> Records supplied:
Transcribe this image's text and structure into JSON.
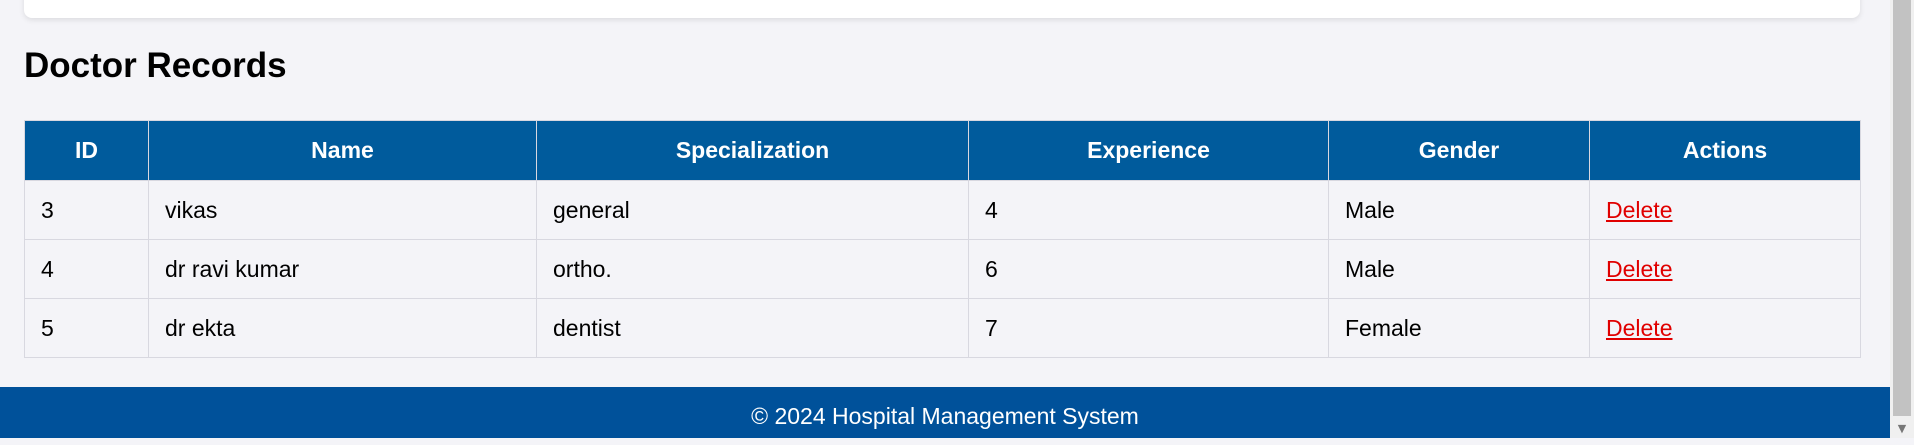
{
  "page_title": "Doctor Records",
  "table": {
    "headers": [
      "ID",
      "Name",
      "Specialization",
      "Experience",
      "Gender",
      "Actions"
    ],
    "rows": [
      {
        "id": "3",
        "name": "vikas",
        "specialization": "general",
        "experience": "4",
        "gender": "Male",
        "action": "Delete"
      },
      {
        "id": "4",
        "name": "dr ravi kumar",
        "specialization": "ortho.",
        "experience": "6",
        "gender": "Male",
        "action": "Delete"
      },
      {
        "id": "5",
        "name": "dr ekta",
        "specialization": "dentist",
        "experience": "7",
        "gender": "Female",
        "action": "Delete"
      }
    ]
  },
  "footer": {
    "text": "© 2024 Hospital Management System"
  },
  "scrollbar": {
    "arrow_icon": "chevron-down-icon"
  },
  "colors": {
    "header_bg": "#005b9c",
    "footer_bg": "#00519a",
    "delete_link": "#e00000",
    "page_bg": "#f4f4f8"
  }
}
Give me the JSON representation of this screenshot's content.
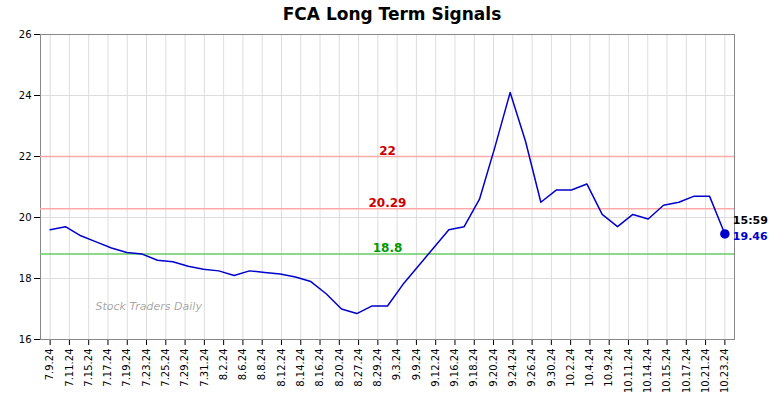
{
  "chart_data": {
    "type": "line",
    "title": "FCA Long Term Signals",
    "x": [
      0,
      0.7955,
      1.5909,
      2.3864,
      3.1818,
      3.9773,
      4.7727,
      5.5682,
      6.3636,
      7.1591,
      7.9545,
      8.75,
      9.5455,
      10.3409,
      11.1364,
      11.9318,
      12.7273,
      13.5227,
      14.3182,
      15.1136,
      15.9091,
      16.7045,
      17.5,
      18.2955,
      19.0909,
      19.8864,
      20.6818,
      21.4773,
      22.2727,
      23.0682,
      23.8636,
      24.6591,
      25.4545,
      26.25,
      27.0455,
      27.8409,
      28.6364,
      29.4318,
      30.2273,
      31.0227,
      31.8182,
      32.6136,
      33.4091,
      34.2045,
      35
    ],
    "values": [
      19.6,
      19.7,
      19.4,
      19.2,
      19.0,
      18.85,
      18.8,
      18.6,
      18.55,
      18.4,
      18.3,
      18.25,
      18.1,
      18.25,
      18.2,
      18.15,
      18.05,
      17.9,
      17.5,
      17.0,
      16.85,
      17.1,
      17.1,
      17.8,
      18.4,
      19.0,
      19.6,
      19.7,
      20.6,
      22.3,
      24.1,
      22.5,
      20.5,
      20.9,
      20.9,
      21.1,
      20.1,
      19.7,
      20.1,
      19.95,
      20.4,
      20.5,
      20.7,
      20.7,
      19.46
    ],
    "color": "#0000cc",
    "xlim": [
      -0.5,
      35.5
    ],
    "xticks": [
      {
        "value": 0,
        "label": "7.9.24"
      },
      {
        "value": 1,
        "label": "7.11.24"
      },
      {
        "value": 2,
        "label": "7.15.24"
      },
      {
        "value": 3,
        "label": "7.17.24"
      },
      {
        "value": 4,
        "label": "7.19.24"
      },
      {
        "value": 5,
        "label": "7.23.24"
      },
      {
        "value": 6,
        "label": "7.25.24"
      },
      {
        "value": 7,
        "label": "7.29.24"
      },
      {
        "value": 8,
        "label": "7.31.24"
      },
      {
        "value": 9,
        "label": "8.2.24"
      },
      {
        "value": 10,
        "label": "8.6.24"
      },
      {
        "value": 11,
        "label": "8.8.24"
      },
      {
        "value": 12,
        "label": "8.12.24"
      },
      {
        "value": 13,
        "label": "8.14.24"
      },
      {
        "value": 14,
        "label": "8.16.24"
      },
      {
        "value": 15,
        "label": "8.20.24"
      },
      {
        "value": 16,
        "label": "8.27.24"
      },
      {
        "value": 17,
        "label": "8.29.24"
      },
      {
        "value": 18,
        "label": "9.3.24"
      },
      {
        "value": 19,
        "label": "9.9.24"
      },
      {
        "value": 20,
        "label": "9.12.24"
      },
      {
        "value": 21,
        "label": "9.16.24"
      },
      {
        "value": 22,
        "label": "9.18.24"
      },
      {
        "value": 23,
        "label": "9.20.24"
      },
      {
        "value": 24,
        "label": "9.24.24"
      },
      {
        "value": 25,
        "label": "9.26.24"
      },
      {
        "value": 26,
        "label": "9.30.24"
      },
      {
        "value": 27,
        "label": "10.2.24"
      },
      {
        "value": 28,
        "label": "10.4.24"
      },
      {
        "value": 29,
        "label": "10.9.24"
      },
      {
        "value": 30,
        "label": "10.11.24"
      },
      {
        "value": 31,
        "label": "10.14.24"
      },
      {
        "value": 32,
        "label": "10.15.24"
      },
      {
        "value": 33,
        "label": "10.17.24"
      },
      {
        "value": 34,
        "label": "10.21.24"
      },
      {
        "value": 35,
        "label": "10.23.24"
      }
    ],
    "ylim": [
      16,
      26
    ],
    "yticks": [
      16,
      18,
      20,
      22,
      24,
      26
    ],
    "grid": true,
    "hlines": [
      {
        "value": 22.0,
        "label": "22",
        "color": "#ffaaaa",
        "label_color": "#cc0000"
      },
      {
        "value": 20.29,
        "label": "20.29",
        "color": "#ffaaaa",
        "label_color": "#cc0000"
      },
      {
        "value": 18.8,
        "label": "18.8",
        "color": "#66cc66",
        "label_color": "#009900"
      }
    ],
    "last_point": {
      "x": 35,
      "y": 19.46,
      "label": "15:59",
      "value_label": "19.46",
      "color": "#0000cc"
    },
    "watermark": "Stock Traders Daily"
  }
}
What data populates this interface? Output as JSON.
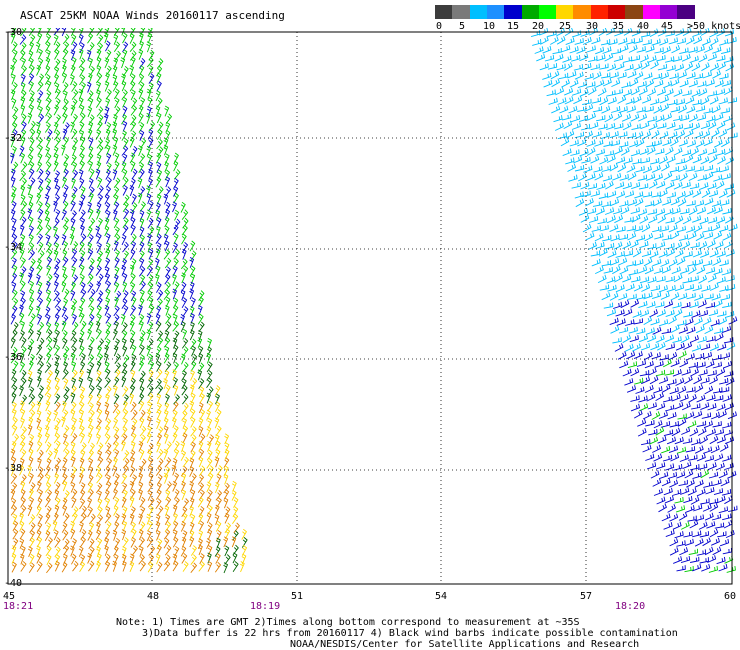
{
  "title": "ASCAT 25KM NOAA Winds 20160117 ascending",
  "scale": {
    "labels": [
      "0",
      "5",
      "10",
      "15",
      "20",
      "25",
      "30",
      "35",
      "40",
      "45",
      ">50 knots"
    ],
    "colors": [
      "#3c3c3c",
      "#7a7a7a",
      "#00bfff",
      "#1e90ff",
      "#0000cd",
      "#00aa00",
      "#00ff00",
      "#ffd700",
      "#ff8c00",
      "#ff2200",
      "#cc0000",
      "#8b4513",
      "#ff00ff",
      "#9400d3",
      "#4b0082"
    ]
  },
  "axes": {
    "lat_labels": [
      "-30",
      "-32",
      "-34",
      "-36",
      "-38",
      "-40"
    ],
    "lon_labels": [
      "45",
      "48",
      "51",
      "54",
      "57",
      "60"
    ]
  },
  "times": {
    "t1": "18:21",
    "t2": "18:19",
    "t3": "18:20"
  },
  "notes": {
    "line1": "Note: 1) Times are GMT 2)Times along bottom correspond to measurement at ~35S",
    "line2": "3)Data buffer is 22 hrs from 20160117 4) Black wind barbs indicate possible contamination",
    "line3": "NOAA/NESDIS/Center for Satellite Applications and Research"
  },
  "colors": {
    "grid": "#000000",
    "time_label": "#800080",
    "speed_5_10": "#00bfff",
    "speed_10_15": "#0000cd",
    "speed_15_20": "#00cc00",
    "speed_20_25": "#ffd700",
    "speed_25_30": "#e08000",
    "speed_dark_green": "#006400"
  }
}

> Work instructions:
Look for "NOAA" and pull out every line that has it.

> Correct result:
  "title": "ASCAT 25KM NOAA Winds 20160117 ascending",
    "line3": "NOAA/NESDIS/Center for Satellite Applications and Research"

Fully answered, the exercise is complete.